* **Tasks**:
1 > In the Etched reliability engineer job posting, which model architecture does the company's first product, Sohu, support?
2 > Decide whether each statement agrees with the Etched reliability engineer job posting, and support each answer with the deciding words from the posting: (a) The position is full time. (b) The engineer would approve reliability test plans written by Etched's own staff. (c) Sohu has lower throughput than a B200.
#### Excerpted passage ####
Reliability Engineer

2 weeks ago


Cupertino, United States Etched Full time
Job DescriptionJob Description

About Etched

Etched is building AI chips that are hard-coded for individual model architectures. Our first product (Sohu) only supports transformers, but has an order of magnitude more throughput and lower latency than a B200. With Etched ASICs, you can build products that would be impossible with GPUs, like real-time video generation models and extremely deep chain-of-thought reasoning.

Reliability Engineer

We are seeking a skilled and detail-oriented Reliability Engineer to join our team. As a Reliability Engineer at Etched, you will play a critical role in ensuring that all components and systems meet our rigorous reliability standards, essential for our datacenter applications. This position requires a deep understanding of reliability engineering principles, as well as experience working with suppliers, ODMs, and JDMs.

Representative Projects:

  • Lead the development, implementation, and management of reliability standards for all suppliers working with Etched. Ensure that all components and systems meet or exceed the required reliability benchmarks.
  • Review and verify reliability reports from suppliers, ensuring accuracy and adherence to Etched's standards. Provide guidance and feedback to suppliers to ensure continuous improvement in reliability performance.
  • Collaborate with cross-functional teams to review and recommend component selection criteria based on reliability performance. Ensure that all selected components are capable of meeting the long-term reliability requirements of our datacenter applications.
  • Evaluate and approve reliability test plans proposed by external vendors. Ensure that the test methodologies and conditions are sufficient to validate long-term reliability under expected operating conditions.
  • Conduct in-depth analysis of reliability data provided by suppliers and vendors. Identify trends, potential issues, and areas for improvement to enhance overall reliability.
#### Supplied entries ####
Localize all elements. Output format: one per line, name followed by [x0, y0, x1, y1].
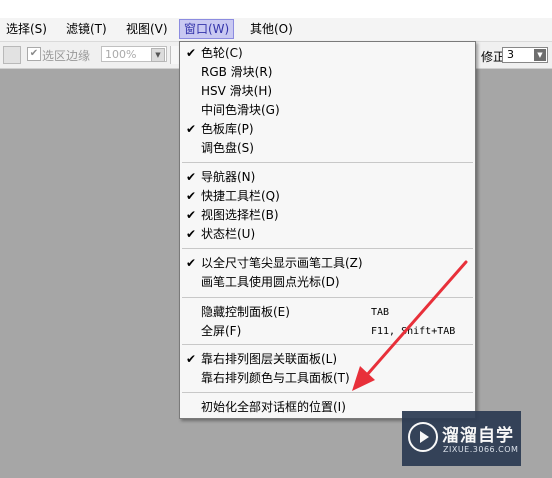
####
#### Supplied entries ####
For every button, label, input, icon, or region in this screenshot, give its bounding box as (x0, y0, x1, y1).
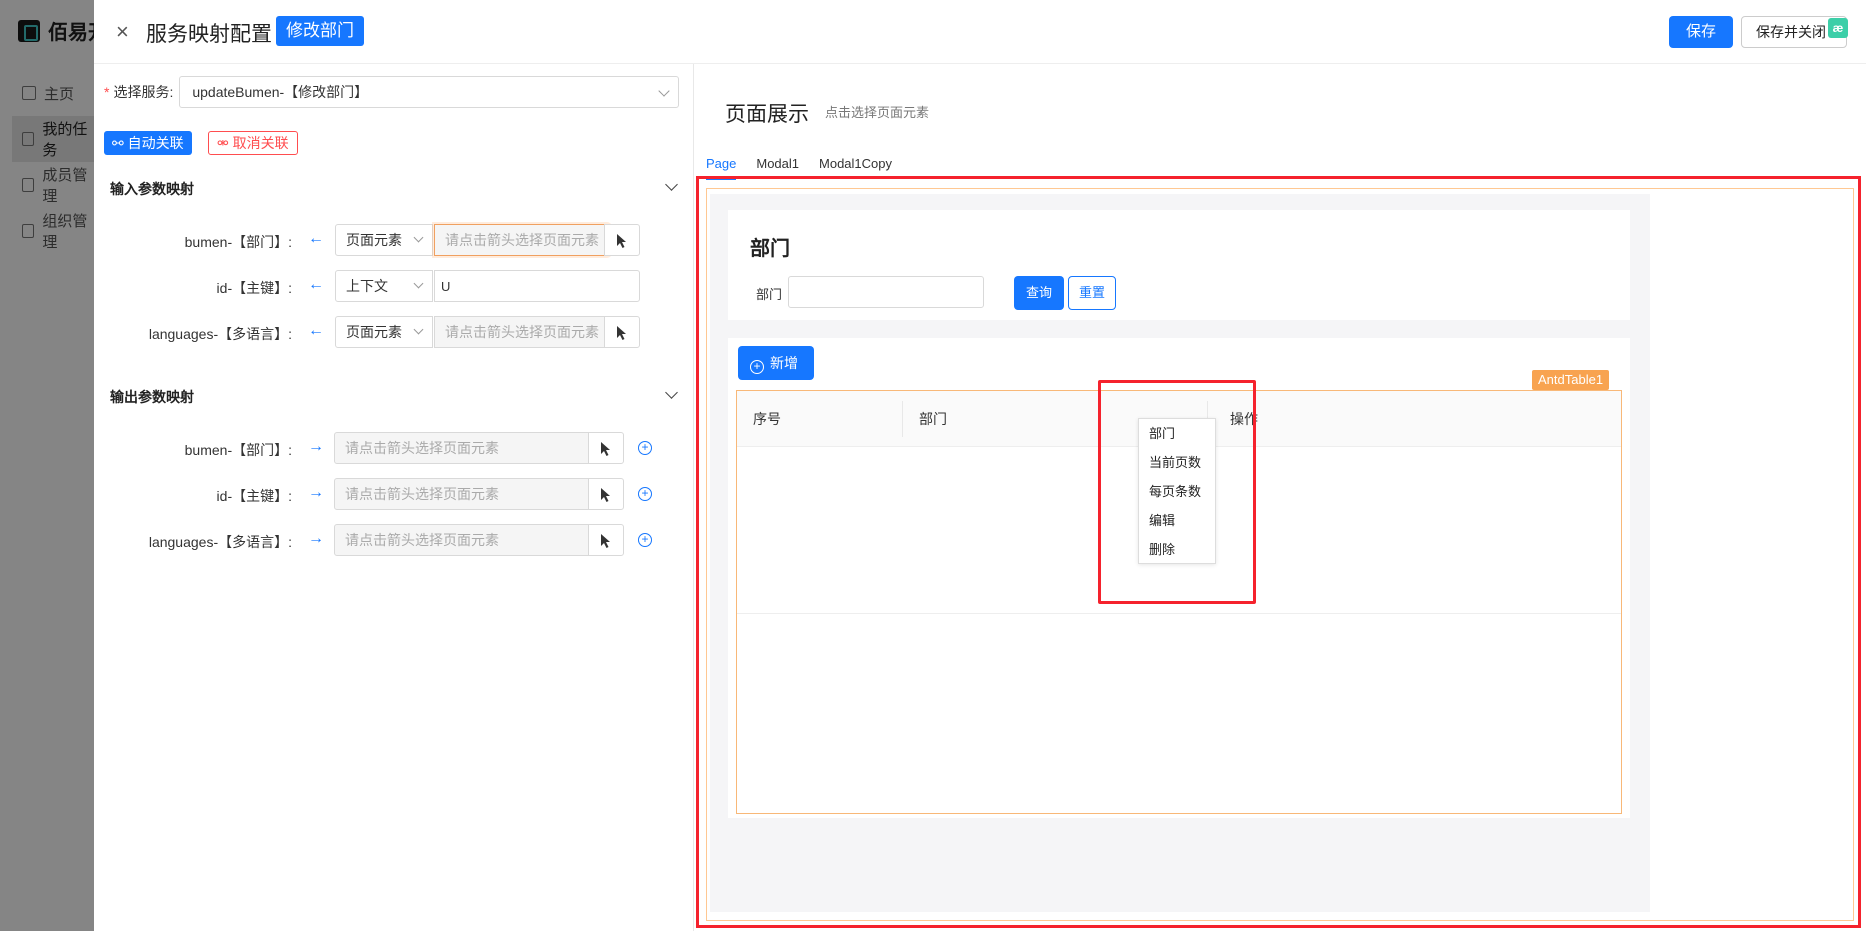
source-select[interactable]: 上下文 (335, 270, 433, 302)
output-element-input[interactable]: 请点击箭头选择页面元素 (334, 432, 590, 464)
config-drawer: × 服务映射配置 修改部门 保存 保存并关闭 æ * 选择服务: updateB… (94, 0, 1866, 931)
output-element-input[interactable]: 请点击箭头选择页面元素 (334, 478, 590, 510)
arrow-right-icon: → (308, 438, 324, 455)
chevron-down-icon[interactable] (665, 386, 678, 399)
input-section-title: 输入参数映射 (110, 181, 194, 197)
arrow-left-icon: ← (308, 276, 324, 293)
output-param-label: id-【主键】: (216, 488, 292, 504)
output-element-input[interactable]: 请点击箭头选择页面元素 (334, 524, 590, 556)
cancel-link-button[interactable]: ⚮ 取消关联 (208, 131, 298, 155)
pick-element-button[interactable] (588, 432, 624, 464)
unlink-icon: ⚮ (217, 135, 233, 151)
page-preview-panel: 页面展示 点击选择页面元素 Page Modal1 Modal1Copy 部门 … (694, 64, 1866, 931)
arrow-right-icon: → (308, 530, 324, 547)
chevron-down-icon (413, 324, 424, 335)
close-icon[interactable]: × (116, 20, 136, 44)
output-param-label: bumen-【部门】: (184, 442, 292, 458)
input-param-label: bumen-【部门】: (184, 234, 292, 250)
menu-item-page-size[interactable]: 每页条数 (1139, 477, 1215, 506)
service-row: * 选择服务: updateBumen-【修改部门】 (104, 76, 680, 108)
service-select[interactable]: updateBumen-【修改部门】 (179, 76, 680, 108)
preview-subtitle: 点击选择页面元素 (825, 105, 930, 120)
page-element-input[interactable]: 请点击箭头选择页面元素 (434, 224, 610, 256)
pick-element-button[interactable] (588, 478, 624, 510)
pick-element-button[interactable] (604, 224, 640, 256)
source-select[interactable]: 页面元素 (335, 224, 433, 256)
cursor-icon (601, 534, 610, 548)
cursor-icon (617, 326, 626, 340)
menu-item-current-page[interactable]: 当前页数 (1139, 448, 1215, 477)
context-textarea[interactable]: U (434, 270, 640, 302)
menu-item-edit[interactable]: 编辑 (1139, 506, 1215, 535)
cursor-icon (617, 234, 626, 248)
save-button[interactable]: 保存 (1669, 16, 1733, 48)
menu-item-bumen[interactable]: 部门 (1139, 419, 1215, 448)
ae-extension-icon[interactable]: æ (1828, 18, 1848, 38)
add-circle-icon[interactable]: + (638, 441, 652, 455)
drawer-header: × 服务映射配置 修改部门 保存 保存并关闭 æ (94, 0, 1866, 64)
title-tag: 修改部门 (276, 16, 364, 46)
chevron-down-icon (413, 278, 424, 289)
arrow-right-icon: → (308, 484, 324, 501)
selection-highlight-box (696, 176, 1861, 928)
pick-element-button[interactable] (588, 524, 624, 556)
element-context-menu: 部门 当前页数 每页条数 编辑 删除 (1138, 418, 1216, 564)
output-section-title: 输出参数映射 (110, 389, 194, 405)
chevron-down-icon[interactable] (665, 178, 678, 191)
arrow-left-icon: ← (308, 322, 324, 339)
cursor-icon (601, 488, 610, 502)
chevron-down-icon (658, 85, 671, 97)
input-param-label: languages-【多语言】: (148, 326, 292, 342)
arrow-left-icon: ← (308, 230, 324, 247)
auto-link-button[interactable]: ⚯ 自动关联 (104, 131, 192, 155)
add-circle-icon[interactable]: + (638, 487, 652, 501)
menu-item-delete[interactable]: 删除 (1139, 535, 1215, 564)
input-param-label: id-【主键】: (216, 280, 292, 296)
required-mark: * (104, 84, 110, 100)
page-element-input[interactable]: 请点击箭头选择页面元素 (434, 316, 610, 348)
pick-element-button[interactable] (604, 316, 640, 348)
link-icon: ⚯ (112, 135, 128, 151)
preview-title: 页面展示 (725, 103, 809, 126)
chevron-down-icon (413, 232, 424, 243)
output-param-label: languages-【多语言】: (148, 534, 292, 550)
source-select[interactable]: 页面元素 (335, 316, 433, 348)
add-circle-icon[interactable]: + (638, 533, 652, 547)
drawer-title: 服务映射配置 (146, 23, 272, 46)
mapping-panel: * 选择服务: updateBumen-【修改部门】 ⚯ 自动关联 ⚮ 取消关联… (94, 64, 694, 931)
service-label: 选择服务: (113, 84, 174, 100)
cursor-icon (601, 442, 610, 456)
####
* **Answers below**:
1 > Only transformers.

2 >
(a) Yes: "Full time"
(b) No: "Evaluate and approve reliability test plans proposed by external vendors."
(c) No: "has an order of magnitude more throughput and lower latency than a B200"